== Material to process ==
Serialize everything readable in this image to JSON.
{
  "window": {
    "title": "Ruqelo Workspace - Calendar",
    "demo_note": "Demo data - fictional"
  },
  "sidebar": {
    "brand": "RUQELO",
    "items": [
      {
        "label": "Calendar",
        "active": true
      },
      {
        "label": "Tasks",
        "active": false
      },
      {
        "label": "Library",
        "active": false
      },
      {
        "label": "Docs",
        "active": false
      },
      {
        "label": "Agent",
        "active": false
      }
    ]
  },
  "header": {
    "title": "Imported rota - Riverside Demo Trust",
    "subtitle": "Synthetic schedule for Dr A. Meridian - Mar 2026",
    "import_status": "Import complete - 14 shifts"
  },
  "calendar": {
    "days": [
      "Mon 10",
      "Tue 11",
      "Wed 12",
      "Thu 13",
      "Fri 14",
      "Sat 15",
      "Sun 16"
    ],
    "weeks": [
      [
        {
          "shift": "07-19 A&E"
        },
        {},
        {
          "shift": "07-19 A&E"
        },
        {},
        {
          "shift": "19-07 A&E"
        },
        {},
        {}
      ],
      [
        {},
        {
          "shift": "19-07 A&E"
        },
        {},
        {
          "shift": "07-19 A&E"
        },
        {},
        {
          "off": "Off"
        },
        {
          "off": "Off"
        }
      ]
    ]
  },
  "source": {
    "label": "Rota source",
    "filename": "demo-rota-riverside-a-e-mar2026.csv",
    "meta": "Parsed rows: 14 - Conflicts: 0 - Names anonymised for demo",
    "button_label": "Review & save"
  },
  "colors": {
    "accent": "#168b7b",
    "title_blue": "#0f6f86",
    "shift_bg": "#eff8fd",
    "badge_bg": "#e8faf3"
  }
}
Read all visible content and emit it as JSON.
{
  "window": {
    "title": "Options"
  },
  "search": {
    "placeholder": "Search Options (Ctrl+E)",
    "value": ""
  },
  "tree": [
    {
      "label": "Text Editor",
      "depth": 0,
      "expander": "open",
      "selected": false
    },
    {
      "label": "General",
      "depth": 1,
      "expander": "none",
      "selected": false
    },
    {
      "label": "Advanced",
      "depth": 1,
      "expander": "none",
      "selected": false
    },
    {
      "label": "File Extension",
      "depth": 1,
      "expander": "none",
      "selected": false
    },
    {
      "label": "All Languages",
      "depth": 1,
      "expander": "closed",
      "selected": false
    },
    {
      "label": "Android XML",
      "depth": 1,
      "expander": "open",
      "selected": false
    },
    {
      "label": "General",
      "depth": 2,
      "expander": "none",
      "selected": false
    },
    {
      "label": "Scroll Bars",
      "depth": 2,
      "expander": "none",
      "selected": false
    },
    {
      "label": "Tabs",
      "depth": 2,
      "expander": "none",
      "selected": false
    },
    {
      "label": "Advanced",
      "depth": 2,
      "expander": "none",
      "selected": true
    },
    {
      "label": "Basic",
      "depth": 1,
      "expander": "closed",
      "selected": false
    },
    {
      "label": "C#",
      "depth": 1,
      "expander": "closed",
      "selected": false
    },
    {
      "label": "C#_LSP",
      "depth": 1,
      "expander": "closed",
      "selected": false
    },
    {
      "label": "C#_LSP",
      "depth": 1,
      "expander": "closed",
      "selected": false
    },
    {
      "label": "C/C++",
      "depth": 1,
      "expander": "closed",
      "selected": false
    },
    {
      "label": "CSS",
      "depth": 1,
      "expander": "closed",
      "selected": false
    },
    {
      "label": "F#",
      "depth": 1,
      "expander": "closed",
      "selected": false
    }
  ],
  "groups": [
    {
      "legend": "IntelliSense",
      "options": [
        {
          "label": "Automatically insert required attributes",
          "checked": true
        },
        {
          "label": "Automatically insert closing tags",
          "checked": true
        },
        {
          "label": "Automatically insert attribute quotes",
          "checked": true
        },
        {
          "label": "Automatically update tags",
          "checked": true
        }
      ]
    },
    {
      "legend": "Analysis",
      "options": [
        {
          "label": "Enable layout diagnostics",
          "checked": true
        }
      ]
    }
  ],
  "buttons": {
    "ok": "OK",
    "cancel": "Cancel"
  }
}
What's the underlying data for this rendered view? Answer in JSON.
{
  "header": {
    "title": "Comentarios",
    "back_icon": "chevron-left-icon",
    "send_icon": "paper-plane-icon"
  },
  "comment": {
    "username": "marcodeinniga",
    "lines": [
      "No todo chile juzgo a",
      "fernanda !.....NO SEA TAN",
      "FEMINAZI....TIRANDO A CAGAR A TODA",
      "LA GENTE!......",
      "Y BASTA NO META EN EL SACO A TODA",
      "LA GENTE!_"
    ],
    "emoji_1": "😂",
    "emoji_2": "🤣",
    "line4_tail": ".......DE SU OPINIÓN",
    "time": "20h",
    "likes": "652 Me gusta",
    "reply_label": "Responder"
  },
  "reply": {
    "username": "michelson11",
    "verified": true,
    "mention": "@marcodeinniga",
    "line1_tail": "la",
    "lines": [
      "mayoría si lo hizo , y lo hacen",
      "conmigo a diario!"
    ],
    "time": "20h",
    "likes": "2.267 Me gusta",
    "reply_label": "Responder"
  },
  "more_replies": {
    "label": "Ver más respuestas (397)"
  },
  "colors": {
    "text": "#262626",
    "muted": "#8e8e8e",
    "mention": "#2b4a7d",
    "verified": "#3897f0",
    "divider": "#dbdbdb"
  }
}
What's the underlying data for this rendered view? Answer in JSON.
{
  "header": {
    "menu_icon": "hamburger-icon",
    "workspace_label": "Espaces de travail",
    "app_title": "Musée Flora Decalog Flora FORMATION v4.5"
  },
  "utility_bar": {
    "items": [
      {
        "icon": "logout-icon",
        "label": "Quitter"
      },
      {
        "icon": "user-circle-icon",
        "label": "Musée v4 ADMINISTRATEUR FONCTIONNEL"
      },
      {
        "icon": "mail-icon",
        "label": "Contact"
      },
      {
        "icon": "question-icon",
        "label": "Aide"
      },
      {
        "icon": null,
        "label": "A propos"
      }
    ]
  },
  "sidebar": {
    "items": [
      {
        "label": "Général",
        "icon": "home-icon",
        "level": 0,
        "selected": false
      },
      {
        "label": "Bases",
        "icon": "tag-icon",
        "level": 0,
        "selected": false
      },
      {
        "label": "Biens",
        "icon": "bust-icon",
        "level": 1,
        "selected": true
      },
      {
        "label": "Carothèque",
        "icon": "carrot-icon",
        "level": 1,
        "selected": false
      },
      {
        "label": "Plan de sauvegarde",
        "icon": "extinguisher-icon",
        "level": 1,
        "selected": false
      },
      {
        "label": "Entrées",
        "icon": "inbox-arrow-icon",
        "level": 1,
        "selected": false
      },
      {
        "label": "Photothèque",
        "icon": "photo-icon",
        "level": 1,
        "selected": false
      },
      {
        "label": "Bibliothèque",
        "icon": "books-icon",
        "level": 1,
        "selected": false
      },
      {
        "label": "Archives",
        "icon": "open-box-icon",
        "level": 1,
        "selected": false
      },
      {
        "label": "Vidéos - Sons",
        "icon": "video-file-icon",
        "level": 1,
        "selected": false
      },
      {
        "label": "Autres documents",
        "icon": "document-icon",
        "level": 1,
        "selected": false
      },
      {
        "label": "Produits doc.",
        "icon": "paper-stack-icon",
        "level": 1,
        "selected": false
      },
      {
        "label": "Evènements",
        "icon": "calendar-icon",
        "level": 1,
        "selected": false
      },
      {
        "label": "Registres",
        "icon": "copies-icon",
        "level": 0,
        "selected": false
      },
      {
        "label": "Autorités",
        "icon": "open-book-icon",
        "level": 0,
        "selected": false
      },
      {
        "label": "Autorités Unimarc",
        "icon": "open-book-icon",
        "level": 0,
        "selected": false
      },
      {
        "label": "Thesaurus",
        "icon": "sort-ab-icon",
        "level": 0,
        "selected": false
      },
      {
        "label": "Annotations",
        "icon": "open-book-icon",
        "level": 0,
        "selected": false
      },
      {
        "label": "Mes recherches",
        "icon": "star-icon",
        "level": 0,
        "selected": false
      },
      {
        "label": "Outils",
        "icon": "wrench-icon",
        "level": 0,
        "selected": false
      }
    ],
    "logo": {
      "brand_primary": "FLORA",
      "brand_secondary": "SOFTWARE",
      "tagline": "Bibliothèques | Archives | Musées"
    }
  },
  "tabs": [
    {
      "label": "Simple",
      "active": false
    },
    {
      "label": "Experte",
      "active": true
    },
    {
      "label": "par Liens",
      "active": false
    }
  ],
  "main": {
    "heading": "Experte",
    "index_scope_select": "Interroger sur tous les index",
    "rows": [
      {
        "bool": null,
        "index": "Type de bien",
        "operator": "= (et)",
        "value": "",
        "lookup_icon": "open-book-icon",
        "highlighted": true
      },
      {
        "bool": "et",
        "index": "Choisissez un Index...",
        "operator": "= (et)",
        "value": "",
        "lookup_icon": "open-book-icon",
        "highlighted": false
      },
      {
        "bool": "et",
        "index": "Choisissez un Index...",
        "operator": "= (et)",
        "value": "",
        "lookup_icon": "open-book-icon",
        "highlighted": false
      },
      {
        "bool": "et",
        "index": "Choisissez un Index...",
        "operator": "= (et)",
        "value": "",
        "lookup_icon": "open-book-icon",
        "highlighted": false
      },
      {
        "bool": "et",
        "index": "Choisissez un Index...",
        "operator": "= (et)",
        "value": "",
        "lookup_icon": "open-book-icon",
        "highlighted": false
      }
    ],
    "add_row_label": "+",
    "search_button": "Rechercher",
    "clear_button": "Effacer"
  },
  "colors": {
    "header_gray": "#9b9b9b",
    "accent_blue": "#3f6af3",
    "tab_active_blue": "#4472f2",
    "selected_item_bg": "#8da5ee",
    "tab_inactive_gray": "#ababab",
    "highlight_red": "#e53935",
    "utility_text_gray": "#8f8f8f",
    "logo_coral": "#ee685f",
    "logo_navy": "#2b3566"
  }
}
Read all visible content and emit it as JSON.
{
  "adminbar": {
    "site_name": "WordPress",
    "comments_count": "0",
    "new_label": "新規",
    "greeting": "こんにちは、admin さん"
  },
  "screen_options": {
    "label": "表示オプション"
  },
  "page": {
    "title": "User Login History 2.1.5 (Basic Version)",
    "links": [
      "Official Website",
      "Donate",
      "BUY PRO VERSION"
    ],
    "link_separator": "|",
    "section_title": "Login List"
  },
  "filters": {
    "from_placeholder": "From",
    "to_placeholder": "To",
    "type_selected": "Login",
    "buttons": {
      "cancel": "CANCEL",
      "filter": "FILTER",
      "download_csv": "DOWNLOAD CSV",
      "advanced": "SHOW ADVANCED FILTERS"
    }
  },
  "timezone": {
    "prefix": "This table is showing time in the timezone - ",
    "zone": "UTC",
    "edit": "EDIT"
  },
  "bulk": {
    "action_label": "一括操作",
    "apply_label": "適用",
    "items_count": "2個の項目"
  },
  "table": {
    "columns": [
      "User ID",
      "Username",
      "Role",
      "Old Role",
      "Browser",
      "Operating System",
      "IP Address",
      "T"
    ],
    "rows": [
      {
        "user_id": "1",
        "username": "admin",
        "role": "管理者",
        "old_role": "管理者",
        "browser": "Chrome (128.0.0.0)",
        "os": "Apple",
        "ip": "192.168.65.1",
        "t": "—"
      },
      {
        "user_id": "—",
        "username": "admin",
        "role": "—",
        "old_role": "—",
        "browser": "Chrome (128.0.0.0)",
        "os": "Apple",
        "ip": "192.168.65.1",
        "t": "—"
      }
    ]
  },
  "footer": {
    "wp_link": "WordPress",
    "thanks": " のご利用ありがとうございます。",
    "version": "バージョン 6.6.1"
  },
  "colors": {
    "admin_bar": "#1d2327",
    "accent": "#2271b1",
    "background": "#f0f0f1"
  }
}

== What the exercise asks ==
Show the lines where the word "marcodeinniga" appears in the entries.

== Solution for this task ==
    "username": "marcodeinniga",
    "mention": "@marcodeinniga",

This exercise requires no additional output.